**Opgave:** Kun je de tekst over het kraamschudden verder schrijven, te beginnen na de laatste zin?

**Aangeleverd fragment:**

• • • • •

"Het kraamschudden was ook een belangrijk gebeuren, het kind moest bewonderd worden en ging van hand naar hand. Dit gebruik moest zo snel mogelijk na de geboorte plaatsvinden, in ieder geval binnen tien dagen. Het was meestal een vrouwelijke aangelegenheid. Je kreeg meestal meerdere krentenbroden van familie, buren en goede kennissen. Als men op kraamvisite kwam had de bakker het krentenbrood al gebracht. Het bezoek had dan meestal nog een buideltje met inhoud bij zich met daarin een pak koffie, een pakje roomboter, een ons koekjes (meestal kransjes) of een cake, gedroogde pruimen en een fles pleegzuster bloedwijn. Het eerste was voor de visite, het laatste voor de kraamvrouw want de stoelgang moest op gang komen en ze moest aansterken. In het kabinet werd een plank uitgeruimd waar het meegebrachte spul tentoongesteld werd. Bij het vertrek kreeg het bezoek een broodmeslengte of een lemmetlengte van het krentenbrood weer mee naar huis."

• • • • •

**Bronfragment:**
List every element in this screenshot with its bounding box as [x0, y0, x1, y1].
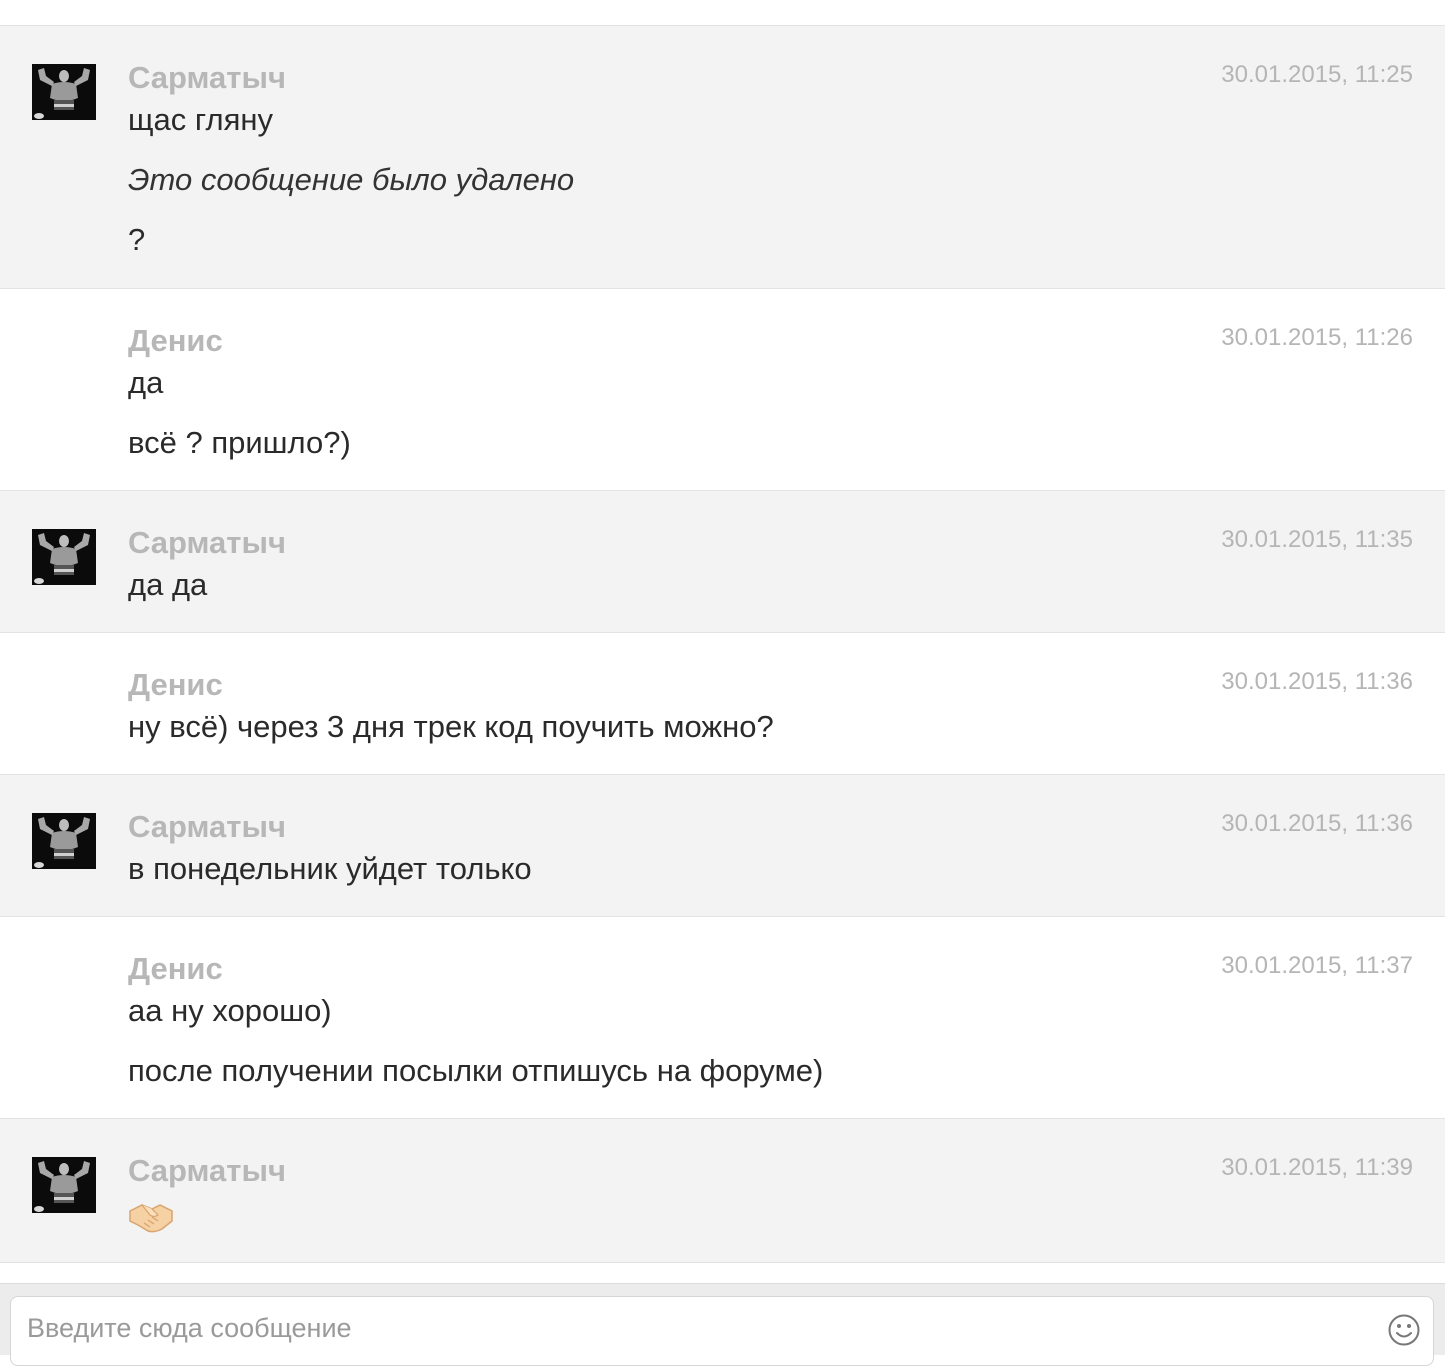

• • • • •

**Uitwerking:**
Dit verhaal is onderdeel van de tentoonstelling 'Gelderse verhalen op reis'. De tentoonstelling is ontwikkeld naar een idee van Charlotte Reijngoudt-Giesbers, voorheen streektaalfunctionaris bij Gelders Erfgoed en is mogelijk gemaakt dankzij de bijdragen van de Provincie Gelderland, het Prins Bernhard Cultuurfonds en de medewerking van vele dialectsprekers in Gelderland.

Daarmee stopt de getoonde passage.